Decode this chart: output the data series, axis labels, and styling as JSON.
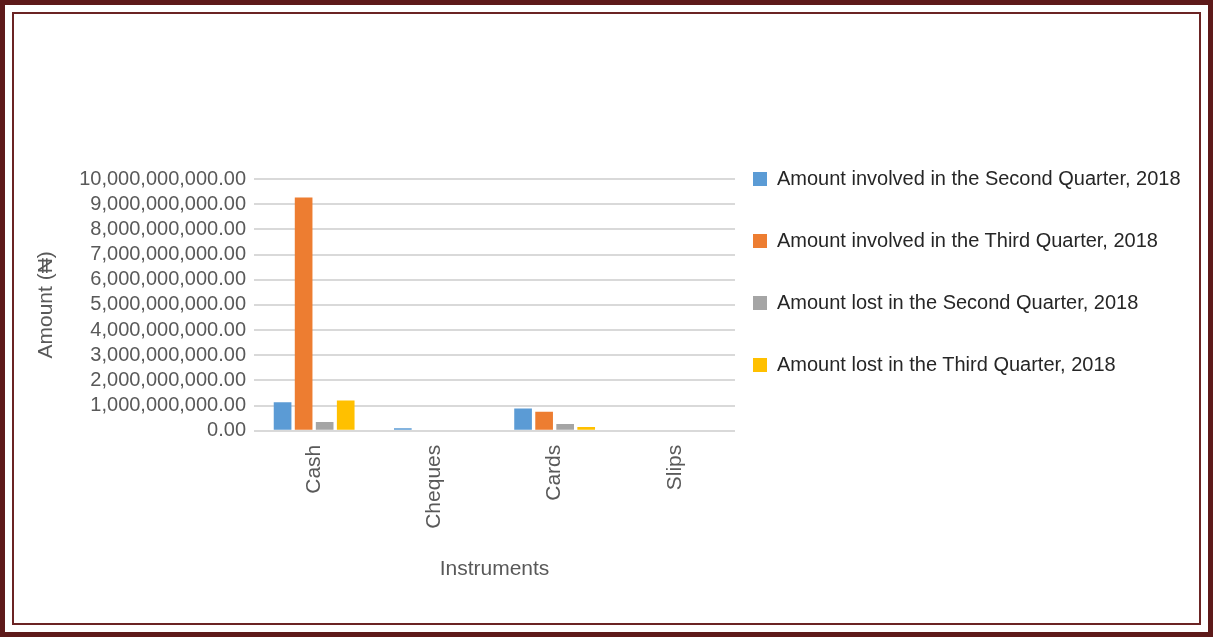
{
  "chart_data": {
    "type": "bar",
    "xlabel": "Instruments",
    "ylabel": "Amount (₦)",
    "categories": [
      "Cash",
      "Cheques",
      "Cards",
      "Slips"
    ],
    "series": [
      {
        "name": "Amount involved in the Second Quarter, 2018",
        "color": "#5b9bd5",
        "values": [
          1130000000,
          100000000,
          880000000,
          0
        ]
      },
      {
        "name": "Amount involved in the Third Quarter, 2018",
        "color": "#ed7d31",
        "values": [
          9270000000,
          0,
          750000000,
          0
        ]
      },
      {
        "name": "Amount lost in the Second Quarter, 2018",
        "color": "#a5a5a5",
        "values": [
          350000000,
          0,
          270000000,
          0
        ]
      },
      {
        "name": "Amount lost in the Third Quarter, 2018",
        "color": "#ffc000",
        "values": [
          1200000000,
          0,
          150000000,
          0
        ]
      }
    ],
    "ylim": [
      0,
      10000000000
    ],
    "yticks": [
      {
        "value": 0,
        "label": "0.00"
      },
      {
        "value": 1000000000,
        "label": "1,000,000,000.00"
      },
      {
        "value": 2000000000,
        "label": "2,000,000,000.00"
      },
      {
        "value": 3000000000,
        "label": "3,000,000,000.00"
      },
      {
        "value": 4000000000,
        "label": "4,000,000,000.00"
      },
      {
        "value": 5000000000,
        "label": "5,000,000,000.00"
      },
      {
        "value": 6000000000,
        "label": "6,000,000,000.00"
      },
      {
        "value": 7000000000,
        "label": "7,000,000,000.00"
      },
      {
        "value": 8000000000,
        "label": "8,000,000,000.00"
      },
      {
        "value": 9000000000,
        "label": "9,000,000,000.00"
      },
      {
        "value": 10000000000,
        "label": "10,000,000,000.00"
      }
    ],
    "grid": "y",
    "legend": "top right"
  }
}
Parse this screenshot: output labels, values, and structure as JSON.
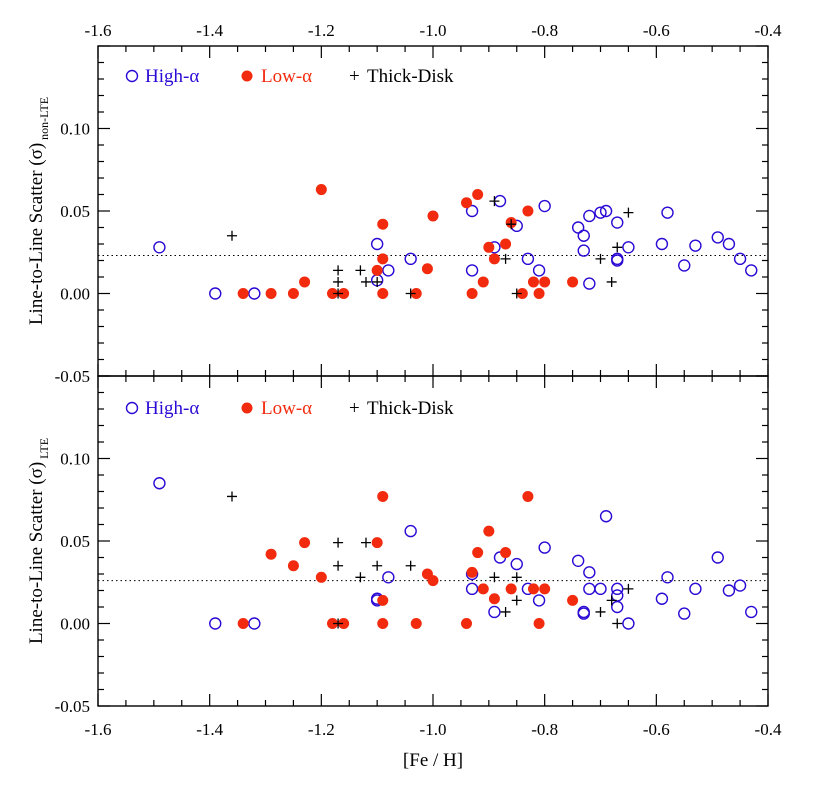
{
  "figure": {
    "xlabel": "[Fe / H]",
    "legend": {
      "high_alpha": "High-α",
      "low_alpha": "Low-α",
      "thick_disk": "Thick-Disk"
    }
  },
  "colors": {
    "high_alpha": "#2a0ad4",
    "low_alpha": "#f22a0e",
    "thick_disk": "#000000",
    "axes": "#000000"
  },
  "chart_data": [
    {
      "type": "scatter",
      "panel": "top",
      "ylabel": "Line-to-Line Scatter (σ)",
      "ylabel_sub": "non-LTE",
      "xlim": [
        -1.6,
        -0.4
      ],
      "ylim": [
        -0.05,
        0.15
      ],
      "xticks": [
        "-1.6",
        "-1.4",
        "-1.2",
        "-1.0",
        "-0.8",
        "-0.6",
        "-0.4"
      ],
      "yticks": [
        "-0.05",
        "0.00",
        "0.05",
        "0.10"
      ],
      "reference_line": 0.023,
      "series": [
        {
          "name": "High-α",
          "marker": "open-circle",
          "points": [
            [
              -1.49,
              0.028
            ],
            [
              -1.39,
              0.0
            ],
            [
              -1.32,
              0.0
            ],
            [
              -1.1,
              0.03
            ],
            [
              -1.1,
              0.008
            ],
            [
              -1.08,
              0.014
            ],
            [
              -1.04,
              0.021
            ],
            [
              -0.93,
              0.05
            ],
            [
              -0.93,
              0.014
            ],
            [
              -0.89,
              0.028
            ],
            [
              -0.88,
              0.056
            ],
            [
              -0.85,
              0.041
            ],
            [
              -0.83,
              0.021
            ],
            [
              -0.81,
              0.014
            ],
            [
              -0.8,
              0.053
            ],
            [
              -0.74,
              0.04
            ],
            [
              -0.73,
              0.035
            ],
            [
              -0.73,
              0.026
            ],
            [
              -0.72,
              0.047
            ],
            [
              -0.72,
              0.006
            ],
            [
              -0.7,
              0.049
            ],
            [
              -0.69,
              0.05
            ],
            [
              -0.67,
              0.043
            ],
            [
              -0.67,
              0.021
            ],
            [
              -0.67,
              0.02
            ],
            [
              -0.65,
              0.028
            ],
            [
              -0.59,
              0.03
            ],
            [
              -0.58,
              0.049
            ],
            [
              -0.55,
              0.017
            ],
            [
              -0.53,
              0.029
            ],
            [
              -0.49,
              0.034
            ],
            [
              -0.47,
              0.03
            ],
            [
              -0.45,
              0.021
            ],
            [
              -0.43,
              0.014
            ]
          ]
        },
        {
          "name": "Low-α",
          "marker": "filled-circle",
          "points": [
            [
              -1.34,
              0.0
            ],
            [
              -1.29,
              0.0
            ],
            [
              -1.25,
              0.0
            ],
            [
              -1.23,
              0.007
            ],
            [
              -1.2,
              0.063
            ],
            [
              -1.18,
              0.0
            ],
            [
              -1.16,
              0.0
            ],
            [
              -1.1,
              0.014
            ],
            [
              -1.09,
              0.042
            ],
            [
              -1.09,
              0.021
            ],
            [
              -1.09,
              0.0
            ],
            [
              -1.03,
              0.0
            ],
            [
              -1.01,
              0.015
            ],
            [
              -1.0,
              0.047
            ],
            [
              -0.94,
              0.055
            ],
            [
              -0.93,
              0.0
            ],
            [
              -0.92,
              0.06
            ],
            [
              -0.91,
              0.007
            ],
            [
              -0.9,
              0.028
            ],
            [
              -0.89,
              0.021
            ],
            [
              -0.87,
              0.03
            ],
            [
              -0.86,
              0.043
            ],
            [
              -0.84,
              0.0
            ],
            [
              -0.83,
              0.05
            ],
            [
              -0.82,
              0.007
            ],
            [
              -0.81,
              0.0
            ],
            [
              -0.8,
              0.007
            ],
            [
              -0.75,
              0.007
            ]
          ]
        },
        {
          "name": "Thick-Disk",
          "marker": "plus",
          "points": [
            [
              -1.36,
              0.035
            ],
            [
              -1.17,
              0.014
            ],
            [
              -1.17,
              0.007
            ],
            [
              -1.17,
              0.0
            ],
            [
              -1.13,
              0.014
            ],
            [
              -1.12,
              0.007
            ],
            [
              -1.1,
              0.007
            ],
            [
              -1.04,
              0.0
            ],
            [
              -0.89,
              0.056
            ],
            [
              -0.87,
              0.021
            ],
            [
              -0.86,
              0.042
            ],
            [
              -0.85,
              0.0
            ],
            [
              -0.7,
              0.021
            ],
            [
              -0.68,
              0.007
            ],
            [
              -0.67,
              0.028
            ],
            [
              -0.65,
              0.049
            ]
          ]
        }
      ]
    },
    {
      "type": "scatter",
      "panel": "bottom",
      "xlabel": "[Fe / H]",
      "ylabel": "Line-to-Line Scatter (σ)",
      "ylabel_sub": "LTE",
      "xlim": [
        -1.6,
        -0.4
      ],
      "ylim": [
        -0.05,
        0.15
      ],
      "xticks": [
        "-1.6",
        "-1.4",
        "-1.2",
        "-1.0",
        "-0.8",
        "-0.6",
        "-0.4"
      ],
      "yticks": [
        "-0.05",
        "0.00",
        "0.05",
        "0.10"
      ],
      "reference_line": 0.026,
      "series": [
        {
          "name": "High-α",
          "marker": "open-circle",
          "points": [
            [
              -1.49,
              0.085
            ],
            [
              -1.39,
              0.0
            ],
            [
              -1.32,
              0.0
            ],
            [
              -1.1,
              0.015
            ],
            [
              -1.1,
              0.014
            ],
            [
              -1.08,
              0.028
            ],
            [
              -1.04,
              0.056
            ],
            [
              -0.93,
              0.03
            ],
            [
              -0.93,
              0.021
            ],
            [
              -0.89,
              0.007
            ],
            [
              -0.88,
              0.04
            ],
            [
              -0.85,
              0.036
            ],
            [
              -0.83,
              0.021
            ],
            [
              -0.81,
              0.014
            ],
            [
              -0.8,
              0.046
            ],
            [
              -0.74,
              0.038
            ],
            [
              -0.73,
              0.007
            ],
            [
              -0.73,
              0.006
            ],
            [
              -0.72,
              0.031
            ],
            [
              -0.72,
              0.021
            ],
            [
              -0.7,
              0.021
            ],
            [
              -0.69,
              0.065
            ],
            [
              -0.67,
              0.021
            ],
            [
              -0.67,
              0.017
            ],
            [
              -0.67,
              0.01
            ],
            [
              -0.65,
              0.0
            ],
            [
              -0.59,
              0.015
            ],
            [
              -0.58,
              0.028
            ],
            [
              -0.55,
              0.006
            ],
            [
              -0.53,
              0.021
            ],
            [
              -0.49,
              0.04
            ],
            [
              -0.47,
              0.02
            ],
            [
              -0.45,
              0.023
            ],
            [
              -0.43,
              0.007
            ]
          ]
        },
        {
          "name": "Low-α",
          "marker": "filled-circle",
          "points": [
            [
              -1.34,
              0.0
            ],
            [
              -1.29,
              0.042
            ],
            [
              -1.25,
              0.035
            ],
            [
              -1.23,
              0.049
            ],
            [
              -1.2,
              0.028
            ],
            [
              -1.18,
              0.0
            ],
            [
              -1.16,
              0.0
            ],
            [
              -1.1,
              0.049
            ],
            [
              -1.09,
              0.077
            ],
            [
              -1.09,
              0.014
            ],
            [
              -1.09,
              0.0
            ],
            [
              -1.03,
              0.0
            ],
            [
              -1.01,
              0.03
            ],
            [
              -1.0,
              0.026
            ],
            [
              -0.94,
              0.0
            ],
            [
              -0.93,
              0.031
            ],
            [
              -0.92,
              0.043
            ],
            [
              -0.91,
              0.021
            ],
            [
              -0.9,
              0.056
            ],
            [
              -0.89,
              0.015
            ],
            [
              -0.87,
              0.043
            ],
            [
              -0.86,
              0.021
            ],
            [
              -0.83,
              0.077
            ],
            [
              -0.82,
              0.021
            ],
            [
              -0.81,
              0.0
            ],
            [
              -0.8,
              0.021
            ],
            [
              -0.75,
              0.014
            ]
          ]
        },
        {
          "name": "Thick-Disk",
          "marker": "plus",
          "points": [
            [
              -1.36,
              0.077
            ],
            [
              -1.17,
              0.049
            ],
            [
              -1.17,
              0.035
            ],
            [
              -1.17,
              0.0
            ],
            [
              -1.13,
              0.028
            ],
            [
              -1.12,
              0.049
            ],
            [
              -1.1,
              0.035
            ],
            [
              -1.04,
              0.035
            ],
            [
              -0.89,
              0.028
            ],
            [
              -0.87,
              0.007
            ],
            [
              -0.85,
              0.014
            ],
            [
              -0.85,
              0.028
            ],
            [
              -0.7,
              0.007
            ],
            [
              -0.68,
              0.014
            ],
            [
              -0.67,
              0.0
            ],
            [
              -0.65,
              0.021
            ]
          ]
        }
      ]
    }
  ]
}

────────────────────────────────────────

> _GOAL OF THE EXERCISE_: Copy every line above that includes the string "this".

> _THE OUTPUT_:
Decode this chart: output the data series, axis labels, and styling as JSON.
Parse this screenshot: output labels, values, and structure as JSON.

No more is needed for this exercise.